DESCRIPTION OF THE TASK:
Give the listing again exactly, omitting its images.
□ □ □ □ □ □ □
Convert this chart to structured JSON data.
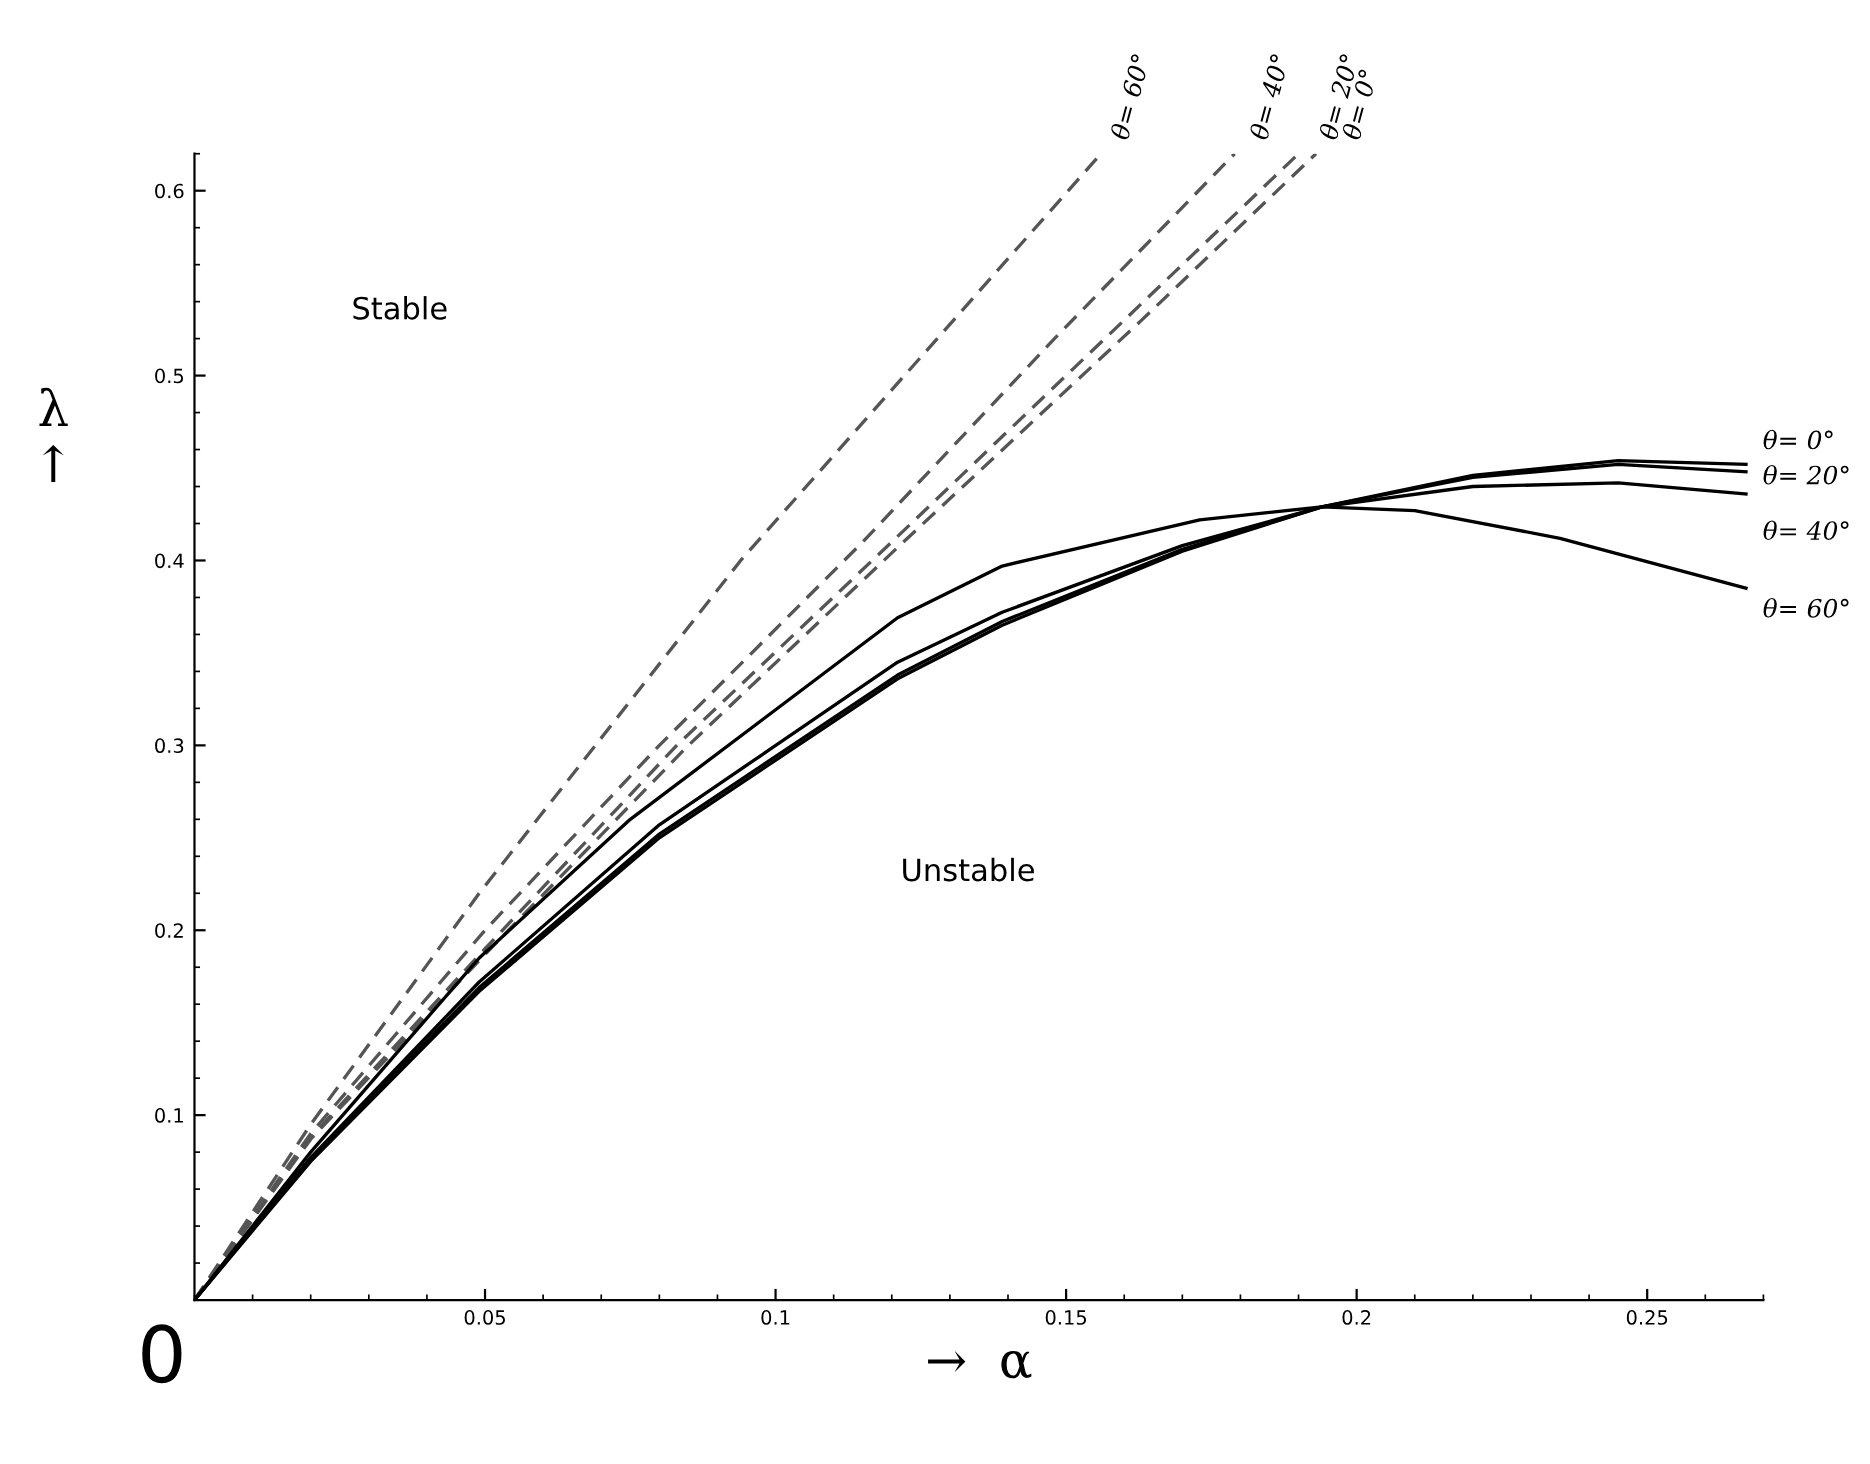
{
  "chart_data": {
    "type": "line",
    "xlabel": "→  α",
    "ylabel": "λ\n↑",
    "xlim": [
      0,
      0.27
    ],
    "ylim": [
      0,
      0.62
    ],
    "xticks": [
      0.05,
      0.1,
      0.15,
      0.2,
      0.25
    ],
    "yticks": [
      0.1,
      0.2,
      0.3,
      0.4,
      0.5,
      0.6
    ],
    "grid": false,
    "legend": false,
    "marker": "none",
    "annotations": [
      "Stable",
      "Unstable",
      "0"
    ],
    "series": [
      {
        "name": "θ= 60°",
        "color": "#555555",
        "line_style": "dashed",
        "x": [
          0,
          0.02,
          0.049,
          0.094,
          0.125,
          0.156
        ],
        "values": [
          0,
          0.095,
          0.22,
          0.4,
          0.51,
          0.62
        ]
      },
      {
        "name": "θ= 40°",
        "color": "#555555",
        "line_style": "dashed",
        "x": [
          0,
          0.02,
          0.05,
          0.08,
          0.115,
          0.148,
          0.179
        ],
        "values": [
          0,
          0.09,
          0.2,
          0.3,
          0.41,
          0.52,
          0.62
        ]
      },
      {
        "name": "θ= 20°",
        "color": "#555555",
        "line_style": "dashed",
        "x": [
          0,
          0.02,
          0.05,
          0.083,
          0.12,
          0.16,
          0.19
        ],
        "values": [
          0,
          0.088,
          0.19,
          0.3,
          0.41,
          0.53,
          0.62
        ]
      },
      {
        "name": "θ= 0°",
        "color": "#555555",
        "line_style": "dashed",
        "x": [
          0,
          0.02,
          0.05,
          0.085,
          0.122,
          0.163,
          0.193
        ],
        "values": [
          0,
          0.087,
          0.187,
          0.3,
          0.41,
          0.53,
          0.62
        ]
      },
      {
        "name": "θ= 0°",
        "color": "#000000",
        "line_style": "solid",
        "x": [
          0,
          0.02,
          0.049,
          0.08,
          0.121,
          0.139,
          0.17,
          0.194,
          0.22,
          0.245,
          0.267
        ],
        "values": [
          0,
          0.075,
          0.167,
          0.25,
          0.336,
          0.365,
          0.405,
          0.429,
          0.446,
          0.454,
          0.452
        ]
      },
      {
        "name": "θ= 20°",
        "color": "#000000",
        "line_style": "solid",
        "x": [
          0,
          0.02,
          0.049,
          0.08,
          0.121,
          0.139,
          0.17,
          0.194,
          0.22,
          0.245,
          0.267
        ],
        "values": [
          0,
          0.076,
          0.169,
          0.252,
          0.338,
          0.367,
          0.406,
          0.429,
          0.445,
          0.452,
          0.448
        ]
      },
      {
        "name": "θ= 40°",
        "color": "#000000",
        "line_style": "solid",
        "x": [
          0,
          0.02,
          0.049,
          0.08,
          0.121,
          0.139,
          0.17,
          0.194,
          0.22,
          0.245,
          0.267
        ],
        "values": [
          0,
          0.077,
          0.172,
          0.257,
          0.345,
          0.372,
          0.408,
          0.429,
          0.44,
          0.442,
          0.436
        ]
      },
      {
        "name": "θ= 60°",
        "color": "#000000",
        "line_style": "solid",
        "x": [
          0,
          0.02,
          0.049,
          0.075,
          0.121,
          0.139,
          0.173,
          0.194,
          0.21,
          0.235,
          0.267
        ],
        "values": [
          0,
          0.08,
          0.185,
          0.26,
          0.369,
          0.397,
          0.422,
          0.429,
          0.427,
          0.412,
          0.385
        ]
      }
    ]
  }
}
□ □ □ □ □ □ □
WRITTEN RESPONSE:
Convert this chart to structured JSON data.
{
  "chart_data": {
    "type": "line",
    "xlabel": "→  α",
    "ylabel": "λ\n↑",
    "xlim": [
      0,
      0.27
    ],
    "ylim": [
      0,
      0.62
    ],
    "xticks": [
      0.05,
      0.1,
      0.15,
      0.2,
      0.25
    ],
    "yticks": [
      0.1,
      0.2,
      0.3,
      0.4,
      0.5,
      0.6
    ],
    "grid": false,
    "legend": false,
    "marker": "none",
    "annotations": [
      "Stable",
      "Unstable",
      "0"
    ],
    "series": [
      {
        "name": "θ= 60°",
        "color": "#555555",
        "line_style": "dashed",
        "x": [
          0,
          0.02,
          0.049,
          0.094,
          0.125,
          0.156
        ],
        "values": [
          0,
          0.095,
          0.22,
          0.4,
          0.51,
          0.62
        ]
      },
      {
        "name": "θ= 40°",
        "color": "#555555",
        "line_style": "dashed",
        "x": [
          0,
          0.02,
          0.05,
          0.08,
          0.115,
          0.148,
          0.179
        ],
        "values": [
          0,
          0.09,
          0.2,
          0.3,
          0.41,
          0.52,
          0.62
        ]
      },
      {
        "name": "θ= 20°",
        "color": "#555555",
        "line_style": "dashed",
        "x": [
          0,
          0.02,
          0.05,
          0.083,
          0.12,
          0.16,
          0.19
        ],
        "values": [
          0,
          0.088,
          0.19,
          0.3,
          0.41,
          0.53,
          0.62
        ]
      },
      {
        "name": "θ= 0°",
        "color": "#555555",
        "line_style": "dashed",
        "x": [
          0,
          0.02,
          0.05,
          0.085,
          0.122,
          0.163,
          0.193
        ],
        "values": [
          0,
          0.087,
          0.187,
          0.3,
          0.41,
          0.53,
          0.62
        ]
      },
      {
        "name": "θ= 0°",
        "color": "#000000",
        "line_style": "solid",
        "x": [
          0,
          0.02,
          0.049,
          0.08,
          0.121,
          0.139,
          0.17,
          0.194,
          0.22,
          0.245,
          0.267
        ],
        "values": [
          0,
          0.075,
          0.167,
          0.25,
          0.336,
          0.365,
          0.405,
          0.429,
          0.446,
          0.454,
          0.452
        ]
      },
      {
        "name": "θ= 20°",
        "color": "#000000",
        "line_style": "solid",
        "x": [
          0,
          0.02,
          0.049,
          0.08,
          0.121,
          0.139,
          0.17,
          0.194,
          0.22,
          0.245,
          0.267
        ],
        "values": [
          0,
          0.076,
          0.169,
          0.252,
          0.338,
          0.367,
          0.406,
          0.429,
          0.445,
          0.452,
          0.448
        ]
      },
      {
        "name": "θ= 40°",
        "color": "#000000",
        "line_style": "solid",
        "x": [
          0,
          0.02,
          0.049,
          0.08,
          0.121,
          0.139,
          0.17,
          0.194,
          0.22,
          0.245,
          0.267
        ],
        "values": [
          0,
          0.077,
          0.172,
          0.257,
          0.345,
          0.372,
          0.408,
          0.429,
          0.44,
          0.442,
          0.436
        ]
      },
      {
        "name": "θ= 60°",
        "color": "#000000",
        "line_style": "solid",
        "x": [
          0,
          0.02,
          0.049,
          0.075,
          0.121,
          0.139,
          0.173,
          0.194,
          0.21,
          0.235,
          0.267
        ],
        "values": [
          0,
          0.08,
          0.185,
          0.26,
          0.369,
          0.397,
          0.422,
          0.429,
          0.427,
          0.412,
          0.385
        ]
      }
    ]
  }
}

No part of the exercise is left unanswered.